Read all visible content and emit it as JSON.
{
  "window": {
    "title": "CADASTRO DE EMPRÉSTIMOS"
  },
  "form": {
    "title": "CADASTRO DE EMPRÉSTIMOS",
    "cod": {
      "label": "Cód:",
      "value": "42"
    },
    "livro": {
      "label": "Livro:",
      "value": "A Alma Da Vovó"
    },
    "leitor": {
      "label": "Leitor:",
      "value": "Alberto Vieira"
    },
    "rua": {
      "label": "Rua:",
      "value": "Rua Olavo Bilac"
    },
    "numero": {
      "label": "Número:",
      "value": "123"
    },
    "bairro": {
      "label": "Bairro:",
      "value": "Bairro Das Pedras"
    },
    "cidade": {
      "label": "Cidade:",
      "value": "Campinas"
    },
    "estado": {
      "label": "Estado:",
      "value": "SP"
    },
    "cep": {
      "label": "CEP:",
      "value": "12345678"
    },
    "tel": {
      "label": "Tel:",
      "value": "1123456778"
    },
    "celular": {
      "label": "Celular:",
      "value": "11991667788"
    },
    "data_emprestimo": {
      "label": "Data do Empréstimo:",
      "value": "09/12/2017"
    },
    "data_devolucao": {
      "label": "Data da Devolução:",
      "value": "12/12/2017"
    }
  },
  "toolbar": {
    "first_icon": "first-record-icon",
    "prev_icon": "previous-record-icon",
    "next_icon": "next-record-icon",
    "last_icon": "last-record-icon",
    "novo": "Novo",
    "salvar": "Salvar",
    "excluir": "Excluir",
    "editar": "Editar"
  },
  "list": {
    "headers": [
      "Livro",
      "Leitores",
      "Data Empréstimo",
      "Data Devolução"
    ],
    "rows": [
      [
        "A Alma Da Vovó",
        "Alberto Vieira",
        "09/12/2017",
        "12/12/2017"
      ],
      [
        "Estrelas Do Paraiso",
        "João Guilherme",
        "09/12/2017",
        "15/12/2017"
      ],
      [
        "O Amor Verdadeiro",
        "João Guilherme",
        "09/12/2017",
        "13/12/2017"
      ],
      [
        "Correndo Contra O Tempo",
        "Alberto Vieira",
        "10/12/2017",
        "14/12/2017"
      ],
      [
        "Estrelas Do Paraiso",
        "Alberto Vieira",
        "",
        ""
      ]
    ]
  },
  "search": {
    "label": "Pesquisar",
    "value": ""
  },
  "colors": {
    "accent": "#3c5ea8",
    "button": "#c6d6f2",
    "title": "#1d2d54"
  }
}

### GOAL
Return all of the entries word for word.

### PROBLEM SOLUTION
Read all visible content and emit it as JSON.
{
  "window": {
    "title": "CADASTRO DE EMPRÉSTIMOS"
  },
  "form": {
    "title": "CADASTRO DE EMPRÉSTIMOS",
    "cod": {
      "label": "Cód:",
      "value": "42"
    },
    "livro": {
      "label": "Livro:",
      "value": "A Alma Da Vovó"
    },
    "leitor": {
      "label": "Leitor:",
      "value": "Alberto Vieira"
    },
    "rua": {
      "label": "Rua:",
      "value": "Rua Olavo Bilac"
    },
    "numero": {
      "label": "Número:",
      "value": "123"
    },
    "bairro": {
      "label": "Bairro:",
      "value": "Bairro Das Pedras"
    },
    "cidade": {
      "label": "Cidade:",
      "value": "Campinas"
    },
    "estado": {
      "label": "Estado:",
      "value": "SP"
    },
    "cep": {
      "label": "CEP:",
      "value": "12345678"
    },
    "tel": {
      "label": "Tel:",
      "value": "1123456778"
    },
    "celular": {
      "label": "Celular:",
      "value": "11991667788"
    },
    "data_emprestimo": {
      "label": "Data do Empréstimo:",
      "value": "09/12/2017"
    },
    "data_devolucao": {
      "label": "Data da Devolução:",
      "value": "12/12/2017"
    }
  },
  "toolbar": {
    "first_icon": "first-record-icon",
    "prev_icon": "previous-record-icon",
    "next_icon": "next-record-icon",
    "last_icon": "last-record-icon",
    "novo": "Novo",
    "salvar": "Salvar",
    "excluir": "Excluir",
    "editar": "Editar"
  },
  "list": {
    "headers": [
      "Livro",
      "Leitores",
      "Data Empréstimo",
      "Data Devolução"
    ],
    "rows": [
      [
        "A Alma Da Vovó",
        "Alberto Vieira",
        "09/12/2017",
        "12/12/2017"
      ],
      [
        "Estrelas Do Paraiso",
        "João Guilherme",
        "09/12/2017",
        "15/12/2017"
      ],
      [
        "O Amor Verdadeiro",
        "João Guilherme",
        "09/12/2017",
        "13/12/2017"
      ],
      [
        "Correndo Contra O Tempo",
        "Alberto Vieira",
        "10/12/2017",
        "14/12/2017"
      ],
      [
        "Estrelas Do Paraiso",
        "Alberto Vieira",
        "",
        ""
      ]
    ]
  },
  "search": {
    "label": "Pesquisar",
    "value": ""
  },
  "colors": {
    "accent": "#3c5ea8",
    "button": "#c6d6f2",
    "title": "#1d2d54"
  }
}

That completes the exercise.